- Exercise task -
Retype the whole listing verbatim and keep the pictures out of it.

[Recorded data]
===============

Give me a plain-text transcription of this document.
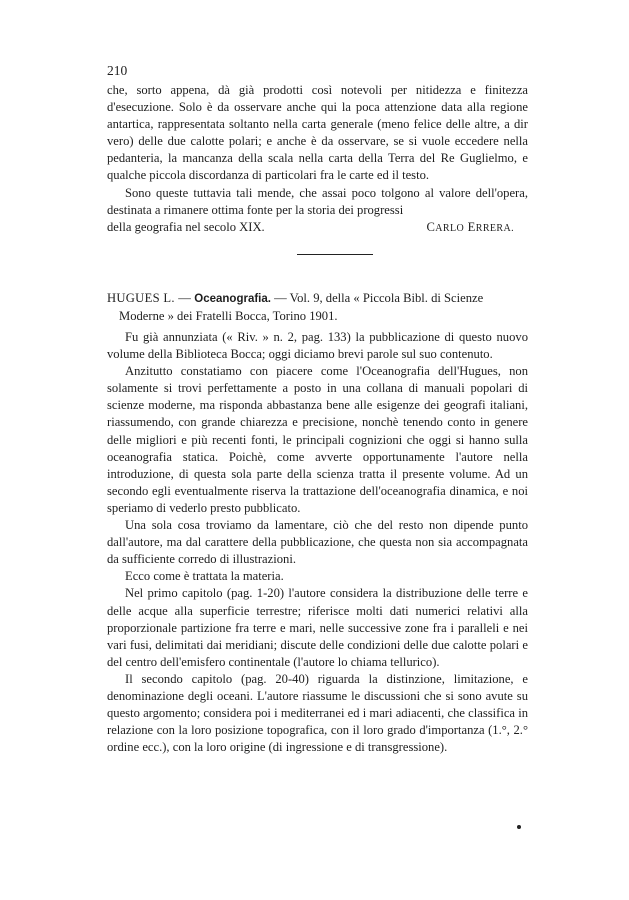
210

che, sorto appena, dà già prodotti così notevoli per nitidezza e finitezza d'esecuzione. Solo è da osservare anche qui la poca attenzione data alla regione antartica, rappresentata soltanto nella carta generale (meno felice delle altre, a dir vero) delle due calotte polari; e anche è da osservare, se si vuole eccedere nella pedanteria, la mancanza della scala nella carta della Terra del Re Guglielmo, e qualche piccola discordanza di particolari fra le carte ed il testo.

Sono queste tuttavia tali mende, che assai poco tolgono al valore dell'opera, destinata a rimanere ottima fonte per la storia dei progressi

della geografia nel secolo XIX.	CARLO ERRERA.
HUGUES L. — Oceanografia. — Vol. 9, della « Piccola Bibl. di Scienze
Moderne » dei Fratelli Bocca, Torino 1901.

Fu già annunziata (« Riv. » n. 2, pag. 133) la pubblicazione di questo nuovo volume della Biblioteca Bocca; oggi diciamo brevi parole sul suo contenuto.

Anzitutto constatiamo con piacere come l'Oceanografia dell'Hugues, non solamente si trovi perfettamente a posto in una collana di manuali popolari di scienze moderne, ma risponda abbastanza bene alle esigenze dei geografi italiani, riassumendo, con grande chiarezza e precisione, nonchè tenendo conto in genere delle migliori e più recenti fonti, le principali cognizioni che oggi si hanno sulla oceanografia statica. Poichè, come avverte opportunamente l'autore nella introduzione, di questa sola parte della scienza tratta il presente volume. Ad un secondo egli eventualmente riserva la trattazione dell'oceanografia dinamica, e noi speriamo di vederlo presto pubblicato.

Una sola cosa troviamo da lamentare, ciò che del resto non dipende punto dall'autore, ma dal carattere della pubblicazione, che questa non sia accompagnata da sufficiente corredo di illustrazioni.

Ecco come è trattata la materia.

Nel primo capitolo (pag. 1-20) l'autore considera la distribuzione delle terre e delle acque alla superficie terrestre; riferisce molti dati numerici relativi alla proporzionale partizione fra terre e mari, nelle successive zone fra i paralleli e nei vari fusi, delimitati dai meridiani; discute delle condizioni delle due calotte polari e del centro dell'emisfero continentale (l'autore lo chiama tellurico).

Il secondo capitolo (pag. 20-40) riguarda la distinzione, limitazione, e denominazione degli oceani. L'autore riassume le discussioni che si sono avute su questo argomento; considera poi i mediterranei ed i mari adiacenti, che classifica in relazione con la loro posizione topografica, con il loro grado d'importanza (1.°, 2.° ordine ecc.), con la loro origine (di ingressione e di transgressione).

===============

- Task result -
Give me a plain-text transcription of this document.
210

che, sorto appena, dà già prodotti così notevoli per nitidezza e finitezza d'esecuzione. Solo è da osservare anche qui la poca attenzione data alla regione antartica, rappresentata soltanto nella carta generale (meno felice delle altre, a dir vero) delle due calotte polari; e anche è da osservare, se si vuole eccedere nella pedanteria, la mancanza della scala nella carta della Terra del Re Guglielmo, e qualche piccola discordanza di particolari fra le carte ed il testo.

Sono queste tuttavia tali mende, che assai poco tolgono al valore dell'opera, destinata a rimanere ottima fonte per la storia dei progressi

della geografia nel secolo XIX.	CARLO ERRERA.
HUGUES L. — Oceanografia. — Vol. 9, della « Piccola Bibl. di Scienze
Moderne » dei Fratelli Bocca, Torino 1901.

Fu già annunziata (« Riv. » n. 2, pag. 133) la pubblicazione di questo nuovo volume della Biblioteca Bocca; oggi diciamo brevi parole sul suo contenuto.

Anzitutto constatiamo con piacere come l'Oceanografia dell'Hugues, non solamente si trovi perfettamente a posto in una collana di manuali popolari di scienze moderne, ma risponda abbastanza bene alle esigenze dei geografi italiani, riassumendo, con grande chiarezza e precisione, nonchè tenendo conto in genere delle migliori e più recenti fonti, le principali cognizioni che oggi si hanno sulla oceanografia statica. Poichè, come avverte opportunamente l'autore nella introduzione, di questa sola parte della scienza tratta il presente volume. Ad un secondo egli eventualmente riserva la trattazione dell'oceanografia dinamica, e noi speriamo di vederlo presto pubblicato.

Una sola cosa troviamo da lamentare, ciò che del resto non dipende punto dall'autore, ma dal carattere della pubblicazione, che questa non sia accompagnata da sufficiente corredo di illustrazioni.

Ecco come è trattata la materia.

Nel primo capitolo (pag. 1-20) l'autore considera la distribuzione delle terre e delle acque alla superficie terrestre; riferisce molti dati numerici relativi alla proporzionale partizione fra terre e mari, nelle successive zone fra i paralleli e nei vari fusi, delimitati dai meridiani; discute delle condizioni delle due calotte polari e del centro dell'emisfero continentale (l'autore lo chiama tellurico).

Il secondo capitolo (pag. 20-40) riguarda la distinzione, limitazione, e denominazione degli oceani. L'autore riassume le discussioni che si sono avute su questo argomento; considera poi i mediterranei ed i mari adiacenti, che classifica in relazione con la loro posizione topografica, con il loro grado d'importanza (1.°, 2.° ordine ecc.), con la loro origine (di ingressione e di transgressione).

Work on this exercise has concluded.